Exercise data start

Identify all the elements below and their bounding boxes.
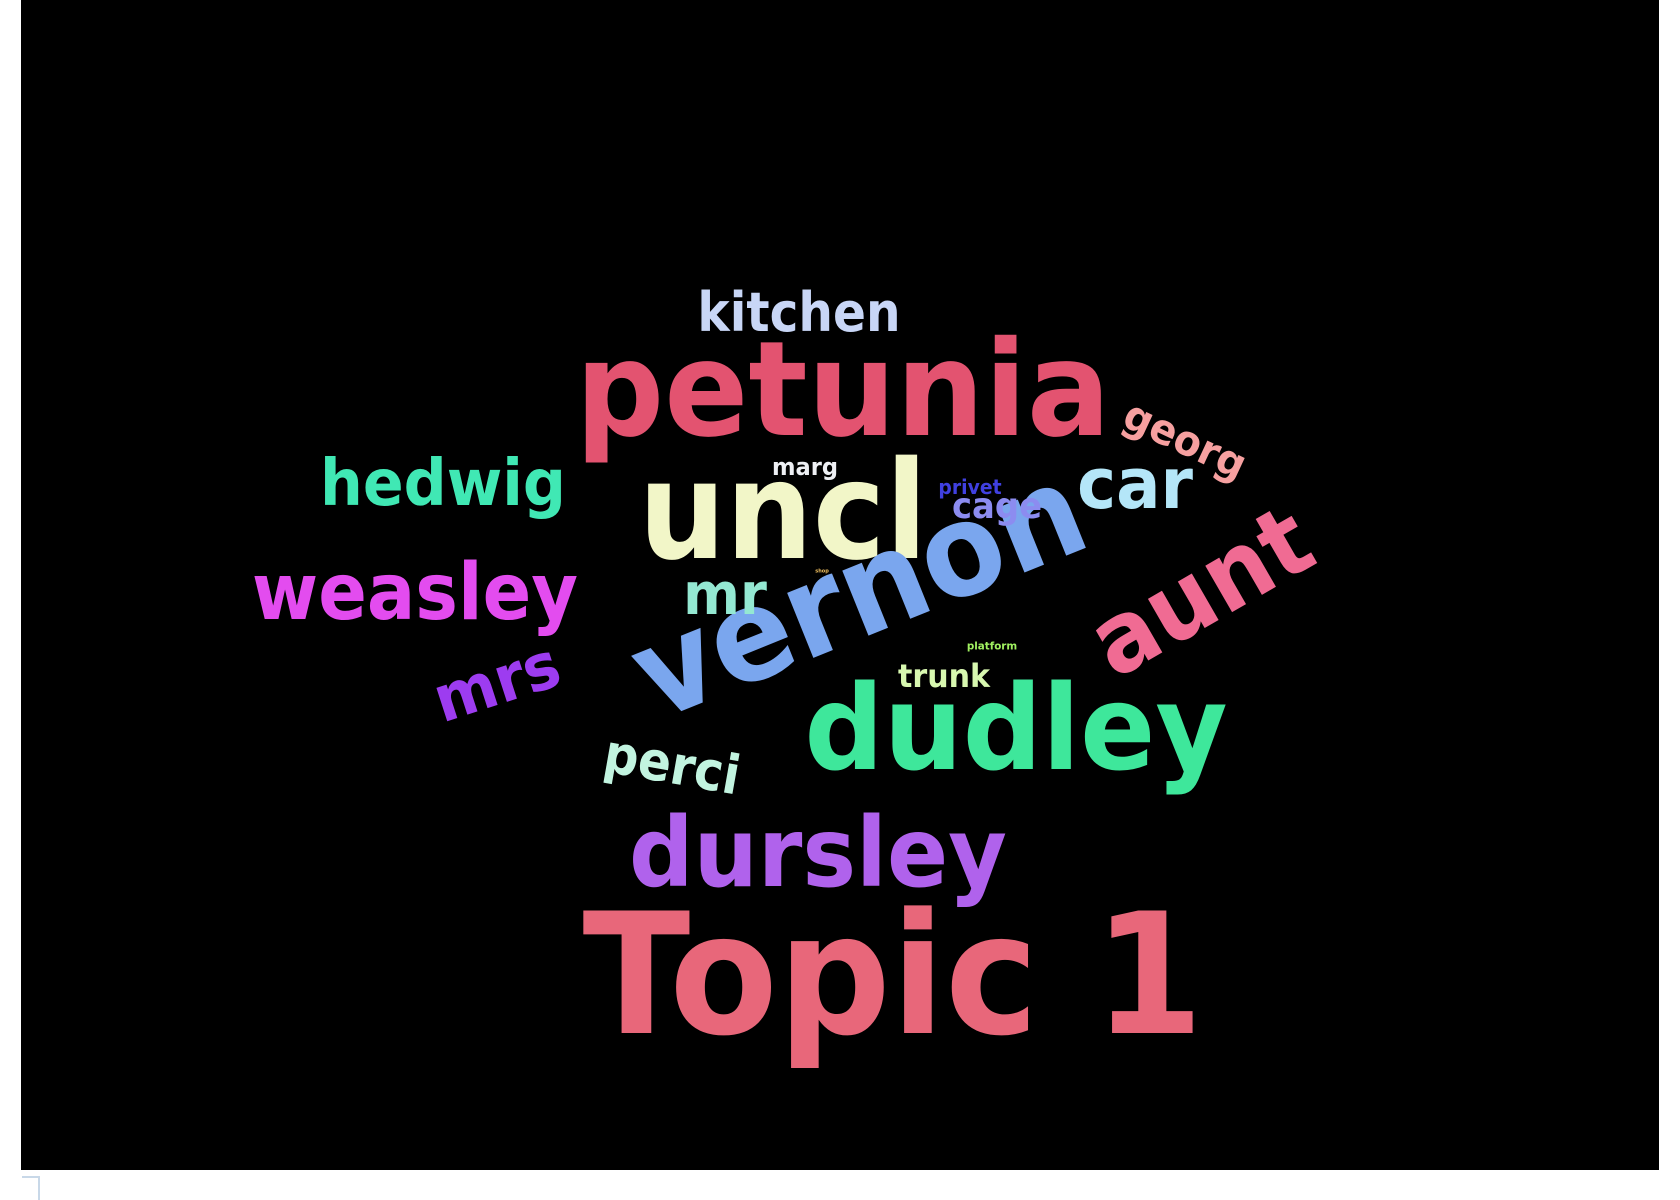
word-shop: shop	[815, 568, 829, 575]
word-petunia: petunia	[575, 313, 1111, 467]
word-privet: privet	[938, 475, 1002, 499]
word-car: car	[1077, 443, 1193, 525]
word-mr: mr	[683, 560, 767, 628]
word-weasley: weasley	[251, 548, 579, 638]
resize-corner-mark	[22, 1176, 40, 1200]
word-topic: Topic 1	[582, 877, 1204, 1073]
word-hedwig: hedwig	[320, 447, 566, 521]
word-trunk: trunk	[897, 657, 991, 695]
word-platform: platform	[966, 639, 1018, 653]
wordcloud-canvas: Topic 1 petunia uncl vernon dudley dursl…	[21, 0, 1659, 1170]
word-uncl: uncl	[638, 433, 928, 591]
word-dursley: dursley	[628, 797, 1008, 909]
word-marg: marg	[771, 453, 839, 481]
word-cage: cage	[951, 486, 1043, 527]
word-perci: perci	[599, 721, 746, 808]
word-kitchen: kitchen	[697, 281, 901, 344]
word-mrs: mrs	[424, 628, 570, 738]
word-dudley: dudley	[804, 659, 1228, 797]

Exercise data end

Objective:
Pull out every line of the material above and reproduce it without any changes, omitting the pictures.

Task result:
Identify all the elements below and their bounding boxes.
word-shop: shop	[815, 568, 829, 575]
word-petunia: petunia	[575, 313, 1111, 467]
word-privet: privet	[938, 475, 1002, 499]
word-car: car	[1077, 443, 1193, 525]
word-mr: mr	[683, 560, 767, 628]
word-weasley: weasley	[251, 548, 579, 638]
resize-corner-mark	[22, 1176, 40, 1200]
word-topic: Topic 1	[582, 877, 1204, 1073]
word-hedwig: hedwig	[320, 447, 566, 521]
word-trunk: trunk	[897, 657, 991, 695]
word-platform: platform	[966, 639, 1018, 653]
wordcloud-canvas: Topic 1 petunia uncl vernon dudley dursl…	[21, 0, 1659, 1170]
word-uncl: uncl	[638, 433, 928, 591]
word-dursley: dursley	[628, 797, 1008, 909]
word-marg: marg	[771, 453, 839, 481]
word-cage: cage	[951, 486, 1043, 527]
word-perci: perci	[599, 721, 746, 808]
word-kitchen: kitchen	[697, 281, 901, 344]
word-mrs: mrs	[424, 628, 570, 738]
word-dudley: dudley	[804, 659, 1228, 797]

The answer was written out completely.